WORK TO COMPLETE – Retype the listing that follows, word for word.
## START DATA SHOWN
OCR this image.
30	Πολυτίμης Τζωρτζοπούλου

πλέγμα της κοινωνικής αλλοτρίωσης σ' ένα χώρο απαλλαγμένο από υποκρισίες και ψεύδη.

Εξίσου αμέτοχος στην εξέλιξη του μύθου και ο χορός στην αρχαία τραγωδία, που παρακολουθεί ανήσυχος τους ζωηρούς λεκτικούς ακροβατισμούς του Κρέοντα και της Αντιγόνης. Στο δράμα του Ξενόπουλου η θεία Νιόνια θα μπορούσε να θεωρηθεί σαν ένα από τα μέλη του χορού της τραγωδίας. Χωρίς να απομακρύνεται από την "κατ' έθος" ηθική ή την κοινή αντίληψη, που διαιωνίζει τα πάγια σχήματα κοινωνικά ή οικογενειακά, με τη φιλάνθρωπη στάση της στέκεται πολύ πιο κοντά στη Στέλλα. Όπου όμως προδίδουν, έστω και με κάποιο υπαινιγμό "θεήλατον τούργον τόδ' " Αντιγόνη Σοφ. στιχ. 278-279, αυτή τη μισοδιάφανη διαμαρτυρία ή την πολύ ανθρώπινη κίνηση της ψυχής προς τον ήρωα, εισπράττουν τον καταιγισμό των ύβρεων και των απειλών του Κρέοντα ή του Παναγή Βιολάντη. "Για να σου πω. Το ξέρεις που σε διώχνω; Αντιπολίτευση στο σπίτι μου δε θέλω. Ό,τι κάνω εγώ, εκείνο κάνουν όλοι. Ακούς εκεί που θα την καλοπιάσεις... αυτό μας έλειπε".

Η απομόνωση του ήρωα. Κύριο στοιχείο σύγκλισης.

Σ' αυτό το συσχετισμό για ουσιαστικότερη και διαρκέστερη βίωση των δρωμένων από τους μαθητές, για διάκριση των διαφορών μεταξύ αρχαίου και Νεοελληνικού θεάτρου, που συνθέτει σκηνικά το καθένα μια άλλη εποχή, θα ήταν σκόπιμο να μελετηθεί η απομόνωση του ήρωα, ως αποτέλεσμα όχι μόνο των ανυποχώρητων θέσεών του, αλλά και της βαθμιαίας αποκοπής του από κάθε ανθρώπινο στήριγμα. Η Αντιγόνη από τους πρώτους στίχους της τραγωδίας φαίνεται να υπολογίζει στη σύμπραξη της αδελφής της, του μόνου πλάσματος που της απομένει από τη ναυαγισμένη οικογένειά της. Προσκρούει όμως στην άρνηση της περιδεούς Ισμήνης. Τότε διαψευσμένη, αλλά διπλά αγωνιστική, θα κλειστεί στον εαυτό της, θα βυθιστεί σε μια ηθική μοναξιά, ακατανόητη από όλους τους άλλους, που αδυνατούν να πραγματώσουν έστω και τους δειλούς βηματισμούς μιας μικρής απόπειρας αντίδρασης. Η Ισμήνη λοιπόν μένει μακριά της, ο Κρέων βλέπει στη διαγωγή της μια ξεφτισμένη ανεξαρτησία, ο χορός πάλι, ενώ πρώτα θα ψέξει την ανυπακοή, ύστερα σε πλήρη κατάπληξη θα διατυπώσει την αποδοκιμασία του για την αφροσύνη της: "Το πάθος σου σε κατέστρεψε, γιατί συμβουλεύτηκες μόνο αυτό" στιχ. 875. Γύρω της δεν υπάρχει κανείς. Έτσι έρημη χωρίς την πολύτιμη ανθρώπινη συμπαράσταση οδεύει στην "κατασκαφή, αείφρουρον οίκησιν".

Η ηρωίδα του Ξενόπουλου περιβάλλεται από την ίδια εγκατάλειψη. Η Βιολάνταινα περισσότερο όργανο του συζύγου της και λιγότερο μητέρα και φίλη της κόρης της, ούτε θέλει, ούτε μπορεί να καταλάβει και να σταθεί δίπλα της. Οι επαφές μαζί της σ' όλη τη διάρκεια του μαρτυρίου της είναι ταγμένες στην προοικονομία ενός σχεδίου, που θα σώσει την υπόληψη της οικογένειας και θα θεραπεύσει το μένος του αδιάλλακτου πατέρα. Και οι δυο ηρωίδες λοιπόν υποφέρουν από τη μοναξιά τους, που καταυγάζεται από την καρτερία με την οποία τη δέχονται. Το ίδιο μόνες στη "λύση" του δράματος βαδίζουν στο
## END DATA SHOWN
RESULT OF THE TASK –
OCR this image.
30	Πολυτίμης Τζωρτζοπούλου

πλέγμα της κοινωνικής αλλοτρίωσης σ' ένα χώρο απαλλαγμένο από υποκρισίες και ψεύδη.

Εξίσου αμέτοχος στην εξέλιξη του μύθου και ο χορός στην αρχαία τραγωδία, που παρακολουθεί ανήσυχος τους ζωηρούς λεκτικούς ακροβατισμούς του Κρέοντα και της Αντιγόνης. Στο δράμα του Ξενόπουλου η θεία Νιόνια θα μπορούσε να θεωρηθεί σαν ένα από τα μέλη του χορού της τραγωδίας. Χωρίς να απομακρύνεται από την "κατ' έθος" ηθική ή την κοινή αντίληψη, που διαιωνίζει τα πάγια σχήματα κοινωνικά ή οικογενειακά, με τη φιλάνθρωπη στάση της στέκεται πολύ πιο κοντά στη Στέλλα. Όπου όμως προδίδουν, έστω και με κάποιο υπαινιγμό "θεήλατον τούργον τόδ' " Αντιγόνη Σοφ. στιχ. 278-279, αυτή τη μισοδιάφανη διαμαρτυρία ή την πολύ ανθρώπινη κίνηση της ψυχής προς τον ήρωα, εισπράττουν τον καταιγισμό των ύβρεων και των απειλών του Κρέοντα ή του Παναγή Βιολάντη. "Για να σου πω. Το ξέρεις που σε διώχνω; Αντιπολίτευση στο σπίτι μου δε θέλω. Ό,τι κάνω εγώ, εκείνο κάνουν όλοι. Ακούς εκεί που θα την καλοπιάσεις... αυτό μας έλειπε".

Η απομόνωση του ήρωα. Κύριο στοιχείο σύγκλισης.

Σ' αυτό το συσχετισμό για ουσιαστικότερη και διαρκέστερη βίωση των δρωμένων από τους μαθητές, για διάκριση των διαφορών μεταξύ αρχαίου και Νεοελληνικού θεάτρου, που συνθέτει σκηνικά το καθένα μια άλλη εποχή, θα ήταν σκόπιμο να μελετηθεί η απομόνωση του ήρωα, ως αποτέλεσμα όχι μόνο των ανυποχώρητων θέσεών του, αλλά και της βαθμιαίας αποκοπής του από κάθε ανθρώπινο στήριγμα. Η Αντιγόνη από τους πρώτους στίχους της τραγωδίας φαίνεται να υπολογίζει στη σύμπραξη της αδελφής της, του μόνου πλάσματος που της απομένει από τη ναυαγισμένη οικογένειά της. Προσκρούει όμως στην άρνηση της περιδεούς Ισμήνης. Τότε διαψευσμένη, αλλά διπλά αγωνιστική, θα κλειστεί στον εαυτό της, θα βυθιστεί σε μια ηθική μοναξιά, ακατανόητη από όλους τους άλλους, που αδυνατούν να πραγματώσουν έστω και τους δειλούς βηματισμούς μιας μικρής απόπειρας αντίδρασης. Η Ισμήνη λοιπόν μένει μακριά της, ο Κρέων βλέπει στη διαγωγή της μια ξεφτισμένη ανεξαρτησία, ο χορός πάλι, ενώ πρώτα θα ψέξει την ανυπακοή, ύστερα σε πλήρη κατάπληξη θα διατυπώσει την αποδοκιμασία του για την αφροσύνη της: "Το πάθος σου σε κατέστρεψε, γιατί συμβουλεύτηκες μόνο αυτό" στιχ. 875. Γύρω της δεν υπάρχει κανείς. Έτσι έρημη χωρίς την πολύτιμη ανθρώπινη συμπαράσταση οδεύει στην "κατασκαφή, αείφρουρον οίκησιν".

Η ηρωίδα του Ξενόπουλου περιβάλλεται από την ίδια εγκατάλειψη. Η Βιολάνταινα περισσότερο όργανο του συζύγου της και λιγότερο μητέρα και φίλη της κόρης της, ούτε θέλει, ούτε μπορεί να καταλάβει και να σταθεί δίπλα της. Οι επαφές μαζί της σ' όλη τη διάρκεια του μαρτυρίου της είναι ταγμένες στην προοικονομία ενός σχεδίου, που θα σώσει την υπόληψη της οικογένειας και θα θεραπεύσει το μένος του αδιάλλακτου πατέρα. Και οι δυο ηρωίδες λοιπόν υποφέρουν από τη μοναξιά τους, που καταυγάζεται από την καρτερία με την οποία τη δέχονται. Το ίδιο μόνες στη "λύση" του δράματος βαδίζουν στο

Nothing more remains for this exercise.